# What is asked
The data must be written out once more, precisely as given.

# Data records
* Start *

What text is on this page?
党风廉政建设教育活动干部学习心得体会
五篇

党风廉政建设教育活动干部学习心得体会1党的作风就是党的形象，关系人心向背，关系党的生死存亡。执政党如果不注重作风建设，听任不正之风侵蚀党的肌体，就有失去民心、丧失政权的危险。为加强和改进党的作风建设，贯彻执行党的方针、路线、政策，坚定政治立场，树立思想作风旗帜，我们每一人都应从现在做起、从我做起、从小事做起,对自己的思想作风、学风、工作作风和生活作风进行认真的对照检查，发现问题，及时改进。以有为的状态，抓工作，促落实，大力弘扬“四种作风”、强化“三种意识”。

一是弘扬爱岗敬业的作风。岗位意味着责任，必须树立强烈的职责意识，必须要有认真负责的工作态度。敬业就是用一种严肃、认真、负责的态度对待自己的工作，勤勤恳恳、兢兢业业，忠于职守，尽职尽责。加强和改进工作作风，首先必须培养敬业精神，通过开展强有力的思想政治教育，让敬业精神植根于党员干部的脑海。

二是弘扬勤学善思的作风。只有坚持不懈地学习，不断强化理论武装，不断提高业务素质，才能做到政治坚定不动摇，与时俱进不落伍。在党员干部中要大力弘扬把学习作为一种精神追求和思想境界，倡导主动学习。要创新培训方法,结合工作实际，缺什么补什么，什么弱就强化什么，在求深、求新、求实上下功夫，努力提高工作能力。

* End *

# Response to the task
What text is on this page?
党风廉政建设教育活动干部学习心得体会
五篇

党风廉政建设教育活动干部学习心得体会1党的作风就是党的形象，关系人心向背，关系党的生死存亡。执政党如果不注重作风建设，听任不正之风侵蚀党的肌体，就有失去民心、丧失政权的危险。为加强和改进党的作风建设，贯彻执行党的方针、路线、政策，坚定政治立场，树立思想作风旗帜，我们每一人都应从现在做起、从我做起、从小事做起,对自己的思想作风、学风、工作作风和生活作风进行认真的对照检查，发现问题，及时改进。以有为的状态，抓工作，促落实，大力弘扬“四种作风”、强化“三种意识”。

一是弘扬爱岗敬业的作风。岗位意味着责任，必须树立强烈的职责意识，必须要有认真负责的工作态度。敬业就是用一种严肃、认真、负责的态度对待自己的工作，勤勤恳恳、兢兢业业，忠于职守，尽职尽责。加强和改进工作作风，首先必须培养敬业精神，通过开展强有力的思想政治教育，让敬业精神植根于党员干部的脑海。

二是弘扬勤学善思的作风。只有坚持不懈地学习，不断强化理论武装，不断提高业务素质，才能做到政治坚定不动摇，与时俱进不落伍。在党员干部中要大力弘扬把学习作为一种精神追求和思想境界，倡导主动学习。要创新培训方法,结合工作实际，缺什么补什么，什么弱就强化什么，在求深、求新、求实上下功夫，努力提高工作能力。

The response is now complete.